__The problem__: Filter the data for lines with the word "color", then copy every line so identified.

__Information given__:
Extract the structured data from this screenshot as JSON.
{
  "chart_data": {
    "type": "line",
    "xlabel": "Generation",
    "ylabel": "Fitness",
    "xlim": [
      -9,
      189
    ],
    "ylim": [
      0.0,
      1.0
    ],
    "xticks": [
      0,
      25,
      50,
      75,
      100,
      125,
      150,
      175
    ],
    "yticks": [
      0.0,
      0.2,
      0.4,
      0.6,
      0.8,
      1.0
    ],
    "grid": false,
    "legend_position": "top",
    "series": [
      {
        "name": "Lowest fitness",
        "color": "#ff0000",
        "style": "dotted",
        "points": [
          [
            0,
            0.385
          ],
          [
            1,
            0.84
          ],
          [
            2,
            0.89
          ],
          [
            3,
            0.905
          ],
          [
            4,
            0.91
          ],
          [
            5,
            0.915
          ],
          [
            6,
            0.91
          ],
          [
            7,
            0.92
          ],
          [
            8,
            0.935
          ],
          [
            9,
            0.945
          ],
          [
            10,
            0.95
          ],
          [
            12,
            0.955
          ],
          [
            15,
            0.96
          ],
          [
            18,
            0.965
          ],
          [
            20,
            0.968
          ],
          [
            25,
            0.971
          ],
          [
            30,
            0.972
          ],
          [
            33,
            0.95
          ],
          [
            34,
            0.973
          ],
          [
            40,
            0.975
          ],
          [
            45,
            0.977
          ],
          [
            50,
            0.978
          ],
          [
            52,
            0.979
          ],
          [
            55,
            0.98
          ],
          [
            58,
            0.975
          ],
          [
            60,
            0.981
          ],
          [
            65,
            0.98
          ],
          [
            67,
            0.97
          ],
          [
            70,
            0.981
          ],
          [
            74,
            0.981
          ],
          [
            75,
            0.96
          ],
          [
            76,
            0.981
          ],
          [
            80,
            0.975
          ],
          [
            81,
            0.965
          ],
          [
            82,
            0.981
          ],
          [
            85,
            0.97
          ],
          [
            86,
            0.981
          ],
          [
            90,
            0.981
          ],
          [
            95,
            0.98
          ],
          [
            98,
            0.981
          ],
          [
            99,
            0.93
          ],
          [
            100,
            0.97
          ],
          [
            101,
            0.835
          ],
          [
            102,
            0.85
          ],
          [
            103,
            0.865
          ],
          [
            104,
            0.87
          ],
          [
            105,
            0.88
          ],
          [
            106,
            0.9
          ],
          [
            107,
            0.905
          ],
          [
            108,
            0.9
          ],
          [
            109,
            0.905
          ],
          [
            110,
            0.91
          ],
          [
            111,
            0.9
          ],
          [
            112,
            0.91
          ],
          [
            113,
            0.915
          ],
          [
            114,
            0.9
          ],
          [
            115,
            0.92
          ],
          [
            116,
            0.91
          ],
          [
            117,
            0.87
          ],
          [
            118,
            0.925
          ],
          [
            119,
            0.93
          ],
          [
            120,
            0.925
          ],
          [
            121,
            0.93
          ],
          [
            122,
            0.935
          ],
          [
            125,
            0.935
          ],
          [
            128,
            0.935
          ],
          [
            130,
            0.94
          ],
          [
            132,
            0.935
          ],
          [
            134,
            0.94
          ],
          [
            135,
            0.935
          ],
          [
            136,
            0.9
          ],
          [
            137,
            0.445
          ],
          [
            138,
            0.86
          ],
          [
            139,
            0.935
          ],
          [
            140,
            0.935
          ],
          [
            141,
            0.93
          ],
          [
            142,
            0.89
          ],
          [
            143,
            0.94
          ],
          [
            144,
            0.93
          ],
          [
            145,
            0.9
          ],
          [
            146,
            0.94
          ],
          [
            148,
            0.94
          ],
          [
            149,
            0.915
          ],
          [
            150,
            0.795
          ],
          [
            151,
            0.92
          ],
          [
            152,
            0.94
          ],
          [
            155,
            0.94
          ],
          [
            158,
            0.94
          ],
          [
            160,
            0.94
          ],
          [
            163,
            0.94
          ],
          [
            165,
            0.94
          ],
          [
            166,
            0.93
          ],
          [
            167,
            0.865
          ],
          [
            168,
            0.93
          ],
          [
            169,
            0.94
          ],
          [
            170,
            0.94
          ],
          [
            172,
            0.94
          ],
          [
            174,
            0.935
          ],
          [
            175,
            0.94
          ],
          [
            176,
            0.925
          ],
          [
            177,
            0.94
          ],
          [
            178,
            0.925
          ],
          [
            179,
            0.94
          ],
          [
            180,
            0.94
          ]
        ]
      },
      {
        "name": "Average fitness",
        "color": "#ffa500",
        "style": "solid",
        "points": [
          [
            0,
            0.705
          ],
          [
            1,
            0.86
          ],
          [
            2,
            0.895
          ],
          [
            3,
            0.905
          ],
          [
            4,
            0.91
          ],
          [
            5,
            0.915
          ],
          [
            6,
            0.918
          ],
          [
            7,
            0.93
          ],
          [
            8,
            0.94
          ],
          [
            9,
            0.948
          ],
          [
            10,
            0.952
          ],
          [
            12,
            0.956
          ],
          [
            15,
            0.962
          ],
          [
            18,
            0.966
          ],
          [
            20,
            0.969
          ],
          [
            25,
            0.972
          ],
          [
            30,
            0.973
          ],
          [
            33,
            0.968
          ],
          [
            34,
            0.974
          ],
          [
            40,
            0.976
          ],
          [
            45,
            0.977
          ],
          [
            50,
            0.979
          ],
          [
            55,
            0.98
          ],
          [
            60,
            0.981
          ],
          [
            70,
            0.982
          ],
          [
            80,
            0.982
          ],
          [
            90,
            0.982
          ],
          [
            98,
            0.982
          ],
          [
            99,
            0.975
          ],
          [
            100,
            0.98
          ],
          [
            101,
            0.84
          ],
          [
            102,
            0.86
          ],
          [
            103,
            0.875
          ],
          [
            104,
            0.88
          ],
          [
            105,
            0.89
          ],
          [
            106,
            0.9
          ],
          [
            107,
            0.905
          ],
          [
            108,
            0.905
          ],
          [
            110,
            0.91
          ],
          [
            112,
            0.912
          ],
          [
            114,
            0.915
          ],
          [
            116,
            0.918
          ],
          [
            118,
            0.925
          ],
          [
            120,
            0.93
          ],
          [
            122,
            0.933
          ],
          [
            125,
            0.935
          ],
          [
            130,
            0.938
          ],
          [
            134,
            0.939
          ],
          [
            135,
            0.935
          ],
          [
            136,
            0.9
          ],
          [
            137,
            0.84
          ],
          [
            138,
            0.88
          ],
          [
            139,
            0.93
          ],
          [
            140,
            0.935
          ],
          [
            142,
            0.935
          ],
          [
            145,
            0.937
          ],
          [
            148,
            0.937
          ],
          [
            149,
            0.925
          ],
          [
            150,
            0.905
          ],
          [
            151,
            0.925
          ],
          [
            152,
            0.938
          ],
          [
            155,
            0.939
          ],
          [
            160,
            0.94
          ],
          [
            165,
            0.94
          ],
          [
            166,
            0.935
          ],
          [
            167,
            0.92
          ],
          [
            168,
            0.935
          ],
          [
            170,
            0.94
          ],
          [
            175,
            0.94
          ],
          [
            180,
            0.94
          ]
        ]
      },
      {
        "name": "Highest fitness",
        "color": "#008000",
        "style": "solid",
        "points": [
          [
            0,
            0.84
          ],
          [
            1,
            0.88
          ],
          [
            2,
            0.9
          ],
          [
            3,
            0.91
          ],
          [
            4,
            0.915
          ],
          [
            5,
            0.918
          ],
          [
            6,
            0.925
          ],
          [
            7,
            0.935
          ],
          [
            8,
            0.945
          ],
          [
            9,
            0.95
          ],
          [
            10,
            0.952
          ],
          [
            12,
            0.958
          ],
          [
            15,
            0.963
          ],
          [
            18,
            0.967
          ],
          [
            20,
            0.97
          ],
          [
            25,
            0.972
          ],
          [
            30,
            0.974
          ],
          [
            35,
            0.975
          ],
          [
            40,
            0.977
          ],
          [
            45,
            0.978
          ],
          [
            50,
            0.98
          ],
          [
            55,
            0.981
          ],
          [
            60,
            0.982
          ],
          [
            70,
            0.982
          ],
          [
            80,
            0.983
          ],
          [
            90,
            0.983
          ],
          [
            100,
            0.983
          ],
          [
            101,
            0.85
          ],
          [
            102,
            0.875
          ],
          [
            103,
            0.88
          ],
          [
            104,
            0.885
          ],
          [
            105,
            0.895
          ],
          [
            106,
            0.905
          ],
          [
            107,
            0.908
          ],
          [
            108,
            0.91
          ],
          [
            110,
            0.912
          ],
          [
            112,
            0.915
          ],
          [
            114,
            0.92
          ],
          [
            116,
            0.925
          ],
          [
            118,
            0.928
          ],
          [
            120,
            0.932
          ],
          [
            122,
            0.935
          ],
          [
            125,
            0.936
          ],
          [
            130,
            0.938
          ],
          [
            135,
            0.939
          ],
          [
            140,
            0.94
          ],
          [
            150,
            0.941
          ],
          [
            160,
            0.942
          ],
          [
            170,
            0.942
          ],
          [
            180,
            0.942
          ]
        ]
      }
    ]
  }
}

__Exercise solution__:
        "color": "#ff0000",
        "color": "#ffa500",
        "color": "#008000",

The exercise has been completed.